Copy out the records precisely, omitting pictures.

- [Dataset records]
*****

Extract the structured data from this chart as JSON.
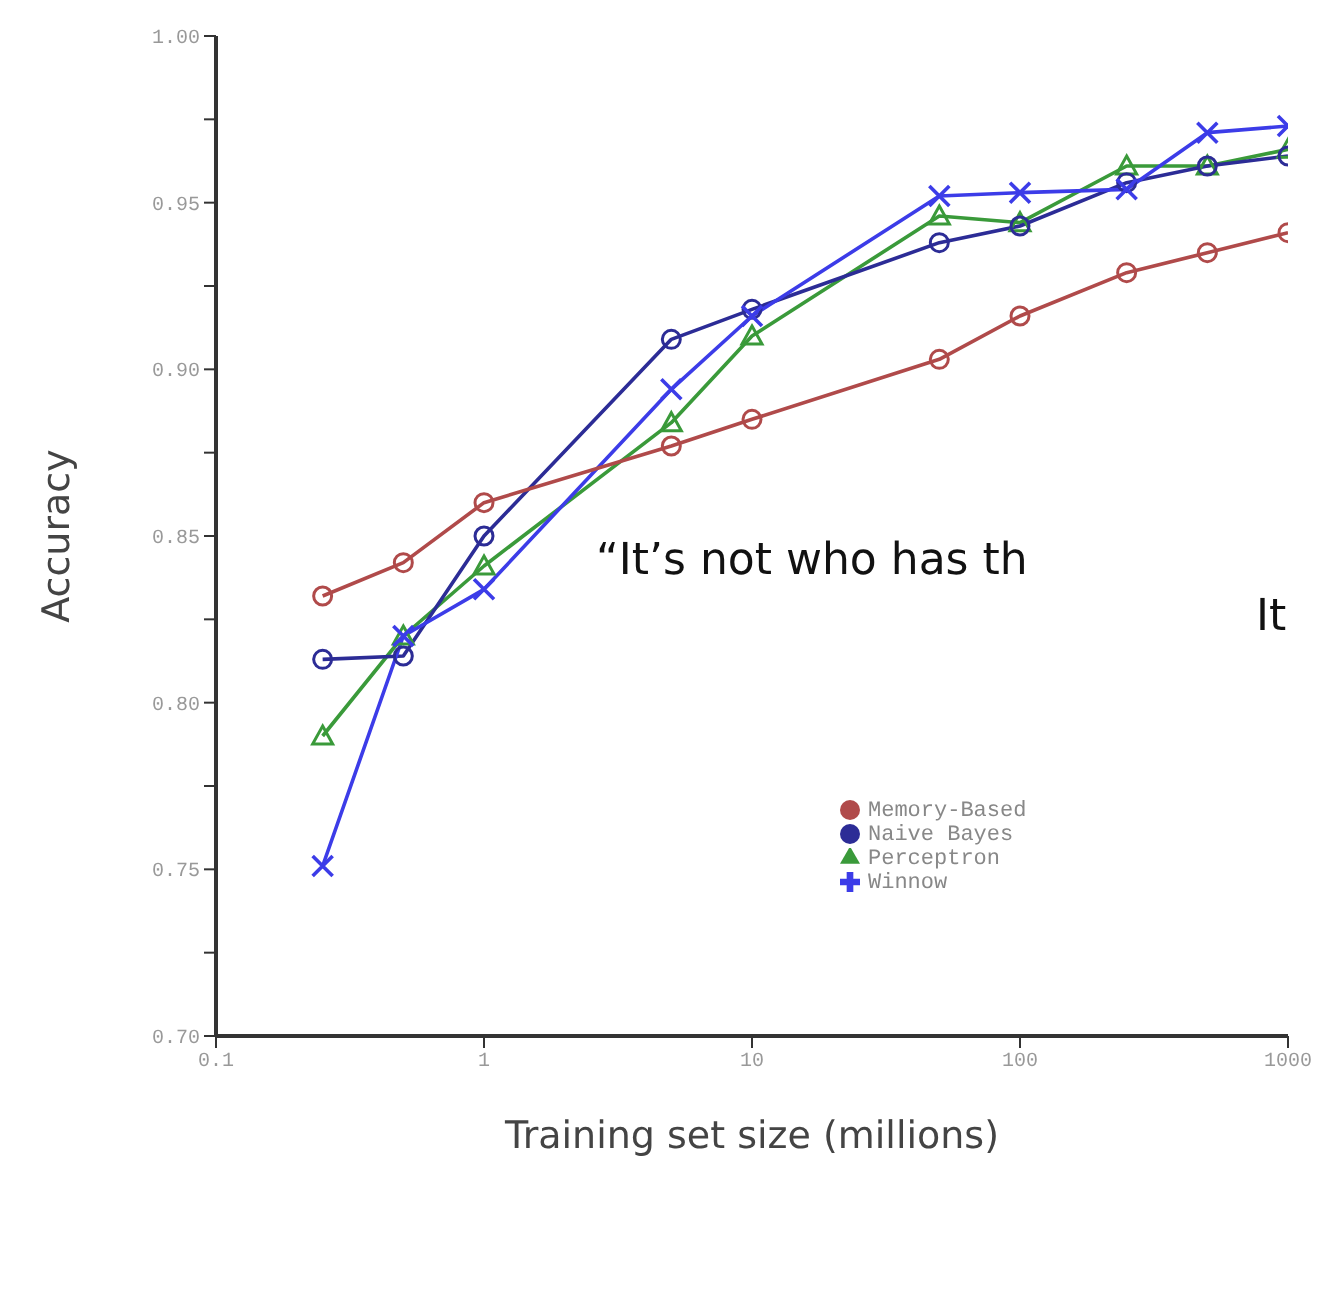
{
  "chart_data": {
    "type": "line",
    "xlabel": "Training set size (millions)",
    "ylabel": "Accuracy",
    "x": [
      0.25,
      0.5,
      1,
      5,
      10,
      50,
      100,
      250,
      500,
      1000
    ],
    "series": [
      {
        "name": "Perceptron",
        "color": "#3a9a3a",
        "marker": "triangle",
        "values": [
          0.79,
          0.82,
          0.841,
          0.884,
          0.91,
          0.946,
          0.944,
          0.961,
          0.961,
          0.966
        ]
      },
      {
        "name": "Naive Bayes",
        "color": "#2c2c96",
        "marker": "circle",
        "values": [
          0.813,
          0.814,
          0.85,
          0.909,
          0.918,
          0.938,
          0.943,
          0.956,
          0.961,
          0.964
        ]
      },
      {
        "name": "Winnow",
        "color": "#3c3ce8",
        "marker": "cross",
        "values": [
          0.751,
          0.82,
          0.834,
          0.894,
          0.916,
          0.952,
          0.953,
          0.954,
          0.971,
          0.973
        ]
      },
      {
        "name": "Memory-Based",
        "color": "#b04a4a",
        "marker": "circle",
        "values": [
          0.832,
          0.842,
          0.86,
          0.877,
          0.885,
          0.903,
          0.916,
          0.929,
          0.935,
          0.941
        ]
      }
    ],
    "log": "x",
    "xlim": [
      0.1,
      1000
    ],
    "xticks": [
      0.1,
      1,
      10,
      100,
      1000
    ],
    "ylim": [
      0.7,
      1.0
    ],
    "yticks": [
      {
        "value": 0.7,
        "label": "0.70"
      },
      {
        "value": 0.725,
        "label": null
      },
      {
        "value": 0.75,
        "label": "0.75"
      },
      {
        "value": 0.775,
        "label": null
      },
      {
        "value": 0.8,
        "label": "0.80"
      },
      {
        "value": 0.825,
        "label": null
      },
      {
        "value": 0.85,
        "label": "0.85"
      },
      {
        "value": 0.875,
        "label": null
      },
      {
        "value": 0.9,
        "label": "0.90"
      },
      {
        "value": 0.925,
        "label": null
      },
      {
        "value": 0.95,
        "label": "0.95"
      },
      {
        "value": 0.975,
        "label": null
      },
      {
        "value": 1.0,
        "label": "1.00"
      }
    ],
    "grid": false,
    "legend": "bottom right",
    "line_style": "solid",
    "annotations": [
      "“It’s not who has th",
      "It"
    ]
  }
}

*****

- [Answer to this task]
Extract the structured data from this chart as JSON.
{
  "chart_data": {
    "type": "line",
    "xlabel": "Training set size (millions)",
    "ylabel": "Accuracy",
    "x": [
      0.25,
      0.5,
      1,
      5,
      10,
      50,
      100,
      250,
      500,
      1000
    ],
    "series": [
      {
        "name": "Perceptron",
        "color": "#3a9a3a",
        "marker": "triangle",
        "values": [
          0.79,
          0.82,
          0.841,
          0.884,
          0.91,
          0.946,
          0.944,
          0.961,
          0.961,
          0.966
        ]
      },
      {
        "name": "Naive Bayes",
        "color": "#2c2c96",
        "marker": "circle",
        "values": [
          0.813,
          0.814,
          0.85,
          0.909,
          0.918,
          0.938,
          0.943,
          0.956,
          0.961,
          0.964
        ]
      },
      {
        "name": "Winnow",
        "color": "#3c3ce8",
        "marker": "cross",
        "values": [
          0.751,
          0.82,
          0.834,
          0.894,
          0.916,
          0.952,
          0.953,
          0.954,
          0.971,
          0.973
        ]
      },
      {
        "name": "Memory-Based",
        "color": "#b04a4a",
        "marker": "circle",
        "values": [
          0.832,
          0.842,
          0.86,
          0.877,
          0.885,
          0.903,
          0.916,
          0.929,
          0.935,
          0.941
        ]
      }
    ],
    "log": "x",
    "xlim": [
      0.1,
      1000
    ],
    "xticks": [
      0.1,
      1,
      10,
      100,
      1000
    ],
    "ylim": [
      0.7,
      1.0
    ],
    "yticks": [
      {
        "value": 0.7,
        "label": "0.70"
      },
      {
        "value": 0.725,
        "label": null
      },
      {
        "value": 0.75,
        "label": "0.75"
      },
      {
        "value": 0.775,
        "label": null
      },
      {
        "value": 0.8,
        "label": "0.80"
      },
      {
        "value": 0.825,
        "label": null
      },
      {
        "value": 0.85,
        "label": "0.85"
      },
      {
        "value": 0.875,
        "label": null
      },
      {
        "value": 0.9,
        "label": "0.90"
      },
      {
        "value": 0.925,
        "label": null
      },
      {
        "value": 0.95,
        "label": "0.95"
      },
      {
        "value": 0.975,
        "label": null
      },
      {
        "value": 1.0,
        "label": "1.00"
      }
    ],
    "grid": false,
    "legend": "bottom right",
    "line_style": "solid",
    "annotations": [
      "“It’s not who has th",
      "It"
    ]
  }
}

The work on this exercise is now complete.